- THE REQUEST
Find each line containing the string "关于举办" and return it.

- MATERIALS PROVIDED

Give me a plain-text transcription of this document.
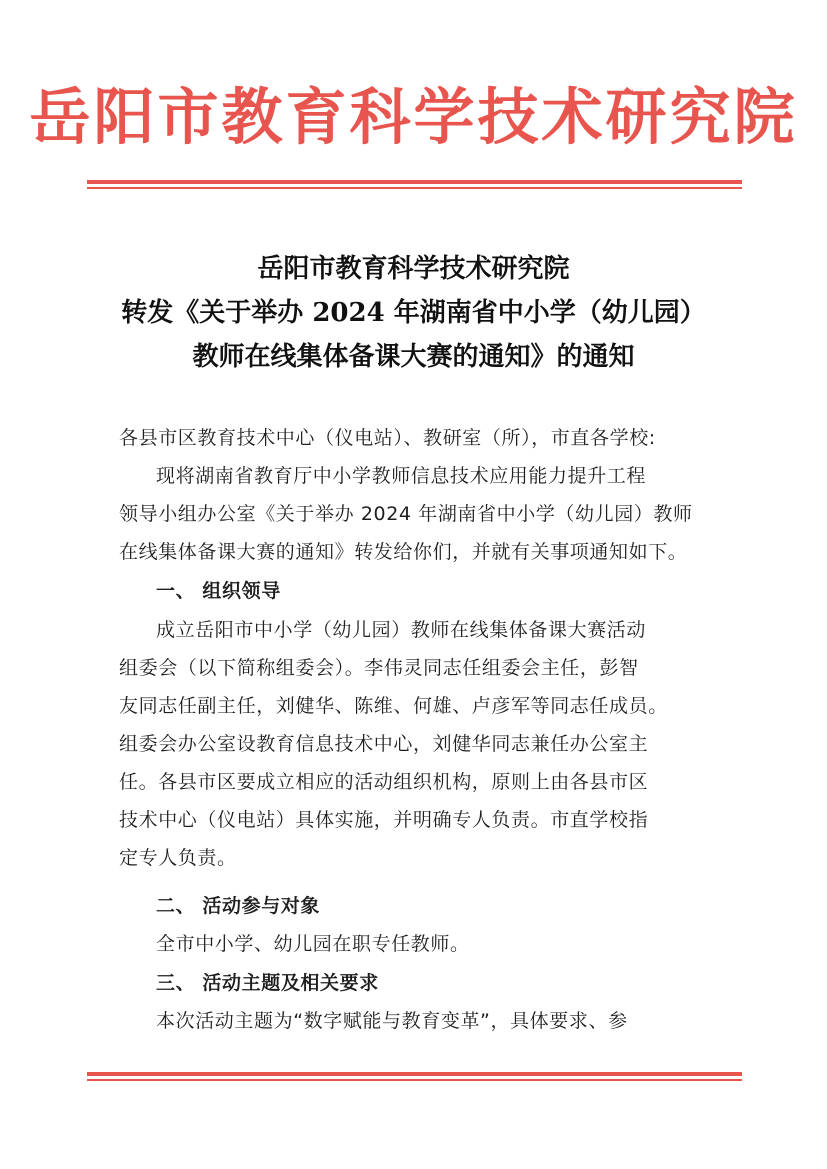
岳阳市教育科学技术研究院
岳阳市教育科学技术研究院
转发《关于举办 2024 年湖南省中小学（幼儿园）
教师在线集体备课大赛的通知》的通知
各县市区教育技术中心（仪电站）、教研室（所），市直各学校:
现将湖南省教育厅中小学教师信息技术应用能力提升工程
领导小组办公室《关于举办 2024 年湖南省中小学（幼儿园）教师
在线集体备课大赛的通知》转发给你们，并就有关事项通知如下。
一、 组织领导
成立岳阳市中小学（幼儿园）教师在线集体备课大赛活动
组委会（以下简称组委会）。李伟灵同志任组委会主任，彭智
友同志任副主任，刘健华、陈维、何雄、卢彦军等同志任成员。
组委会办公室设教育信息技术中心，刘健华同志兼任办公室主
任。各县市区要成立相应的活动组织机构，原则上由各县市区
技术中心（仪电站）具体实施，并明确专人负责。市直学校指
定专人负责。
二、 活动参与对象
全市中小学、幼儿园在职专任教师。
三、 活动主题及相关要求
本次活动主题为“数字赋能与教育变革”，具体要求、参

- COMPLETE OUTPUT
转发《关于举办 2024 年湖南省中小学（幼儿园）
领导小组办公室《关于举办 2024 年湖南省中小学（幼儿园）教师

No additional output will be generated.